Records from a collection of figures
* * *

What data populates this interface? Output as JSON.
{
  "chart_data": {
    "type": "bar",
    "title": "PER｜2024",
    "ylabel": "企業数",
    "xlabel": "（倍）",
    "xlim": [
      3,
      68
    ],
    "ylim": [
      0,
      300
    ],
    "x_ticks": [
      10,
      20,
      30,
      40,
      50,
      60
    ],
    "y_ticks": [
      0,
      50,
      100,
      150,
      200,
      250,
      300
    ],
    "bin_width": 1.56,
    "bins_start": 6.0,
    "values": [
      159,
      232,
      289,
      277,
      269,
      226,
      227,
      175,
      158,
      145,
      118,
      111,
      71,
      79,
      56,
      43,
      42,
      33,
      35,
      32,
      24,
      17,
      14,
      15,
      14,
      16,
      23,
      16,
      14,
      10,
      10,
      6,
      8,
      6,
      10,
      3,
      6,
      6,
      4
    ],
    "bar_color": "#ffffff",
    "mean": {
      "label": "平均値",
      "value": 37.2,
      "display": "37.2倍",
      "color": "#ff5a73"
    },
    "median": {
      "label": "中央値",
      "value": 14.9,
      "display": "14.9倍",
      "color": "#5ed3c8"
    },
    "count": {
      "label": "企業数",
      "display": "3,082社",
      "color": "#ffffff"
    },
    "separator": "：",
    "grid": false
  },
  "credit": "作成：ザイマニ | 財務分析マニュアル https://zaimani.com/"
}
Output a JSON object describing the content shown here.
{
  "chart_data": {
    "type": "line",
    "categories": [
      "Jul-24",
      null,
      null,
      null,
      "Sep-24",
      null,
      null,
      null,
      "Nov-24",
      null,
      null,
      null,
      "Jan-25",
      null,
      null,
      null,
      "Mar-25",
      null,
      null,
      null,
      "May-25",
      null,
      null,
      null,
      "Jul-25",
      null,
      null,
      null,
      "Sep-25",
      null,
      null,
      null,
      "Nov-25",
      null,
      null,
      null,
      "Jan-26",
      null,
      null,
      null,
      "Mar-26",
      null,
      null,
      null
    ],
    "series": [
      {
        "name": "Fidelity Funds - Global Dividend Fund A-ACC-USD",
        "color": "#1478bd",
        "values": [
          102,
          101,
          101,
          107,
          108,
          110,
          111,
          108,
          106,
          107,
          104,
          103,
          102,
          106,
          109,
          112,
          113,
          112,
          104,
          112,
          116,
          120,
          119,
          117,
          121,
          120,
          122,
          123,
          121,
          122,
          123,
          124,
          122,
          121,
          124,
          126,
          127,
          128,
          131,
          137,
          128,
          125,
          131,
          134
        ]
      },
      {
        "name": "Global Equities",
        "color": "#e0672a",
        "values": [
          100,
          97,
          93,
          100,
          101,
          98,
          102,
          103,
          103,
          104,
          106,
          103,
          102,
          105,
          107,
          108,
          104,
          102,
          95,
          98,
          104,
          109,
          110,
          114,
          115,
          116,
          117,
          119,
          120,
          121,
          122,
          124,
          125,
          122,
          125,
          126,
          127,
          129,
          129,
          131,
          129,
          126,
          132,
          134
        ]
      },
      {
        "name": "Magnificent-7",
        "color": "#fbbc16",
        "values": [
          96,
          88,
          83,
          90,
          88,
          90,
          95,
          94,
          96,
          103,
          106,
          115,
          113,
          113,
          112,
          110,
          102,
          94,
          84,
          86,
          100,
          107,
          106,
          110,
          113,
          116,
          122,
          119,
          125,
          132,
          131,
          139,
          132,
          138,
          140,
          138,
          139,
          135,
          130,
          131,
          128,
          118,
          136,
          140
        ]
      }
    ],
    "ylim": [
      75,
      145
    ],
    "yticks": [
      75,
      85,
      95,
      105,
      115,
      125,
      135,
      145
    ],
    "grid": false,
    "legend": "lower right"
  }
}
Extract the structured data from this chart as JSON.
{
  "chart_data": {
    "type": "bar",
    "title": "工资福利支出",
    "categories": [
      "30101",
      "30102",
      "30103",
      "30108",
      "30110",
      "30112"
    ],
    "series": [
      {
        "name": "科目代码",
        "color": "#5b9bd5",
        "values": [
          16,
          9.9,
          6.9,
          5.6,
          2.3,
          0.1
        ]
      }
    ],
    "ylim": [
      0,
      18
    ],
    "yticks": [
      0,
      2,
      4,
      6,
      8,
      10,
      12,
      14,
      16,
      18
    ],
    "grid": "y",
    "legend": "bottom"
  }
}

* * *

Nothing but the lines from the line with "Extract the structured" to the last line of the listing above should appear; please retype them exactly, both ends included.

Extract the structured data from this chart as JSON.
{
  "chart_data": {
    "type": "bar",
    "title": "工资福利支出",
    "categories": [
      "30101",
      "30102",
      "30103",
      "30108",
      "30110",
      "30112"
    ],
    "series": [
      {
        "name": "科目代码",
        "color": "#5b9bd5",
        "values": [
          16,
          9.9,
          6.9,
          5.6,
          2.3,
          0.1
        ]
      }
    ],
    "ylim": [
      0,
      18
    ],
    "yticks": [
      0,
      2,
      4,
      6,
      8,
      10,
      12,
      14,
      16,
      18
    ],
    "grid": "y",
    "legend": "bottom"
  }
}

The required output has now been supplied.